Short task
Keep only the lines that hold the string "passe", filtering out the rest of the entries below.

Exercise inputs
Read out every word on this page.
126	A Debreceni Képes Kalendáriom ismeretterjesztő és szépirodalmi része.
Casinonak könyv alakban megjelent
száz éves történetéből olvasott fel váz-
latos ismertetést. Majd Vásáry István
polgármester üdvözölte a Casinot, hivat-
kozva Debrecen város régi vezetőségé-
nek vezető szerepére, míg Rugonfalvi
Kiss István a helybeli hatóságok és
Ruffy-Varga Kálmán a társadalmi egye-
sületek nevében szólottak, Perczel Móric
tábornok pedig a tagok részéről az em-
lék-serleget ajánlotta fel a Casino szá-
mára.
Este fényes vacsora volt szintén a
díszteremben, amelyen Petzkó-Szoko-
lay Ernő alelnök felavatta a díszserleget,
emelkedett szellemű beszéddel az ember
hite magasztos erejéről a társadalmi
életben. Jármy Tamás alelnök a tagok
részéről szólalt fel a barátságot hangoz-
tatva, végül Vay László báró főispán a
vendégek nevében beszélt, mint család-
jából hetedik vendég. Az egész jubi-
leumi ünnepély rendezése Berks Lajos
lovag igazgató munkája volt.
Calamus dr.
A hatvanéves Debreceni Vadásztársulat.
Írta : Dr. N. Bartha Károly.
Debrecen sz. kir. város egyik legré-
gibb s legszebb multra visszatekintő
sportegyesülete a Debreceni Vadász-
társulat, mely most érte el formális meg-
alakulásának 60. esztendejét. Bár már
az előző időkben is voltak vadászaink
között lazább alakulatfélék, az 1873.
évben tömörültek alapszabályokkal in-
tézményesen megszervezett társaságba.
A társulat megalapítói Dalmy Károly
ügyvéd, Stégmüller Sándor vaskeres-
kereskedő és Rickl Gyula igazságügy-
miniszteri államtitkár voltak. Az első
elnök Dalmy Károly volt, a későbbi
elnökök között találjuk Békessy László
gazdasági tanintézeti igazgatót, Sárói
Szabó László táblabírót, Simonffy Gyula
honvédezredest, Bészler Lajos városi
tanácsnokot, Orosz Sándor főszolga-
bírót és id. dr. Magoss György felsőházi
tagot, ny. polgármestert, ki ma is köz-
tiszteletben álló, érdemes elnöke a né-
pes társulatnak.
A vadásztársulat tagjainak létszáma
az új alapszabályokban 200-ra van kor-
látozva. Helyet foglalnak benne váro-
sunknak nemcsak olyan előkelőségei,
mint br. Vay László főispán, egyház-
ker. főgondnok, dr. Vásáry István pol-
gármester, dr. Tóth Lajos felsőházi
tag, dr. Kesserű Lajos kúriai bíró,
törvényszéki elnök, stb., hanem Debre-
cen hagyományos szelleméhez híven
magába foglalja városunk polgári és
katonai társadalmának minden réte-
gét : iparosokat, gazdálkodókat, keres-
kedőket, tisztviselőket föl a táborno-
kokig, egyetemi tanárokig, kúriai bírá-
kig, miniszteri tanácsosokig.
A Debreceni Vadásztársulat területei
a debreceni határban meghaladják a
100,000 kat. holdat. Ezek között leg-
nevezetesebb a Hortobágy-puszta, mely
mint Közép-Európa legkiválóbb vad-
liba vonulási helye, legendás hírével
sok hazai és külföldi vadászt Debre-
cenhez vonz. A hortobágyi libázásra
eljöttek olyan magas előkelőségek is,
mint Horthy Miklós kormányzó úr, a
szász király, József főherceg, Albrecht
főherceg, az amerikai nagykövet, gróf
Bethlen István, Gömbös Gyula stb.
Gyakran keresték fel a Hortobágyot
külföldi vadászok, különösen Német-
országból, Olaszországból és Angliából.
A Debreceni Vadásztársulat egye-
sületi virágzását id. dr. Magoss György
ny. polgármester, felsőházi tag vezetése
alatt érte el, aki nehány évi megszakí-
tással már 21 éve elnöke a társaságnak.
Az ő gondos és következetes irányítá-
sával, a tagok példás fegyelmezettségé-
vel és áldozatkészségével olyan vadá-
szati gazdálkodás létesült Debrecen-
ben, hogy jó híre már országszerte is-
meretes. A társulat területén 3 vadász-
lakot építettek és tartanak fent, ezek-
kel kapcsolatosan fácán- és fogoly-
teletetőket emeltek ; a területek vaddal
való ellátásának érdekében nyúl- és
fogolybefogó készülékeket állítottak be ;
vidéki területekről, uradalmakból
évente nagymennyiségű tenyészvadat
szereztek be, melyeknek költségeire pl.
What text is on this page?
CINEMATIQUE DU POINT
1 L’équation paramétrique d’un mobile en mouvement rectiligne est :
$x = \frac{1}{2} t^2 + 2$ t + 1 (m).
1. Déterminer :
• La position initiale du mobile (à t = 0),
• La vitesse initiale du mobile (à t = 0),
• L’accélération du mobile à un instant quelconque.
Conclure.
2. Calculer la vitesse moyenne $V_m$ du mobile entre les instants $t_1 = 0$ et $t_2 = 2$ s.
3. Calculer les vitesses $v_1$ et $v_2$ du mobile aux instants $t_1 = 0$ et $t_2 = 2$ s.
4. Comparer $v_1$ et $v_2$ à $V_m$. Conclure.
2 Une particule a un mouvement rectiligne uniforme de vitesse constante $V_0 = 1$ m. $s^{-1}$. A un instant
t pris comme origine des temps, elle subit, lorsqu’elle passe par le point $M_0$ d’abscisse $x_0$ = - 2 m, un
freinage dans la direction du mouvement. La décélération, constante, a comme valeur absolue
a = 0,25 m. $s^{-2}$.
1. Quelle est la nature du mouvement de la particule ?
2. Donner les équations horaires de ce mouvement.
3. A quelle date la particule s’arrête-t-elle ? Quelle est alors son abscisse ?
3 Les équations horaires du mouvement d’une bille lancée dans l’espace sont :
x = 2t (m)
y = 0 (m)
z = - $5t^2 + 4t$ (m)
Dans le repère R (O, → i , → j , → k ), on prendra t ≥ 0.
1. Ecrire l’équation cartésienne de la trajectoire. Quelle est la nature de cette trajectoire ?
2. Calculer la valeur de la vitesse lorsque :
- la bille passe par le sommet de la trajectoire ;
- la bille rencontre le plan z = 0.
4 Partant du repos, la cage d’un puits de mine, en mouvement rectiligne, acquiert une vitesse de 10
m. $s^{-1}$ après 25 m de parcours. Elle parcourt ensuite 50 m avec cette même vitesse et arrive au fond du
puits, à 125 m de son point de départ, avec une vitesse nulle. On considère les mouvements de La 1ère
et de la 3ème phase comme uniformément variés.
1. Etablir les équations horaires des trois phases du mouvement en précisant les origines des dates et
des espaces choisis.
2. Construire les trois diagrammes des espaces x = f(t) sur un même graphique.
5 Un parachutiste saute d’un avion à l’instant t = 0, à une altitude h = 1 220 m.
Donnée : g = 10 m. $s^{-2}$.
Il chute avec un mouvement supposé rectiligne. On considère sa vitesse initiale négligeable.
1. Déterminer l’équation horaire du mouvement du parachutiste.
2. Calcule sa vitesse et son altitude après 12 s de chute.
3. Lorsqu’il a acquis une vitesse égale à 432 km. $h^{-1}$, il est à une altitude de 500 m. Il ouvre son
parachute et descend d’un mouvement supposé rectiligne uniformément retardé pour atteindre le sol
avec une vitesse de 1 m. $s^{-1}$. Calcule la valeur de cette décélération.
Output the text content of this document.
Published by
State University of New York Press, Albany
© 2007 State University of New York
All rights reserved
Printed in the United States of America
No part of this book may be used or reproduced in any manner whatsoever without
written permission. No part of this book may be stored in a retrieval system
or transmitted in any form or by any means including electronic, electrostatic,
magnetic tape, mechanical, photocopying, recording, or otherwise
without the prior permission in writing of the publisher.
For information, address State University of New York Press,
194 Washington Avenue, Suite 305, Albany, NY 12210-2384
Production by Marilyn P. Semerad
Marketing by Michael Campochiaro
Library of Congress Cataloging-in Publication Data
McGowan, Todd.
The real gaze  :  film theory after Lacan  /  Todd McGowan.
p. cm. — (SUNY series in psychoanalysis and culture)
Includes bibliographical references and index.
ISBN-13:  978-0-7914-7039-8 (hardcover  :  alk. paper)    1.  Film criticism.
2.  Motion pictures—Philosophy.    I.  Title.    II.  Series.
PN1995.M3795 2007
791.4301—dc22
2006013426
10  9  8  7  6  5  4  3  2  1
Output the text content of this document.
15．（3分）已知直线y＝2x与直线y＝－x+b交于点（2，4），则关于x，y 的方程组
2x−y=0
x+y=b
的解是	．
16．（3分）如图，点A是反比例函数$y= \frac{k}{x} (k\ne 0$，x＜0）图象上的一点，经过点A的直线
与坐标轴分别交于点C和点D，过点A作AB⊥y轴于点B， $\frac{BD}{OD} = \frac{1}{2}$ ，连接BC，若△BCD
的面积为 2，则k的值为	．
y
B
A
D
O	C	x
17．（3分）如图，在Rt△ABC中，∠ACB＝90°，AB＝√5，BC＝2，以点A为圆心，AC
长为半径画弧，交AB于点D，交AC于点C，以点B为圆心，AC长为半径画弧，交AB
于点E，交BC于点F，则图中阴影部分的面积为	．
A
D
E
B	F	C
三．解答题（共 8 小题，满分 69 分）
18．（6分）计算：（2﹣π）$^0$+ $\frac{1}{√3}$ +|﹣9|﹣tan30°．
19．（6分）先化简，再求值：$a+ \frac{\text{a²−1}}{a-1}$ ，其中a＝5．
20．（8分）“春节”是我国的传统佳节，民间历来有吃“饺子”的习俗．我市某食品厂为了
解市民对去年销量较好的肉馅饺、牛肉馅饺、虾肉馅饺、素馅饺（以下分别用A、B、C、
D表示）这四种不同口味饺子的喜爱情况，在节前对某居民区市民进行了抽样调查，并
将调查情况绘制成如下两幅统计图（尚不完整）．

Exercise output
t pris comme origine des temps, elle subit, lorsqu’elle passe par le point $M_0$ d’abscisse $x_0$ = - 2 m, un
- la bille passe par le sommet de la trajectoire ;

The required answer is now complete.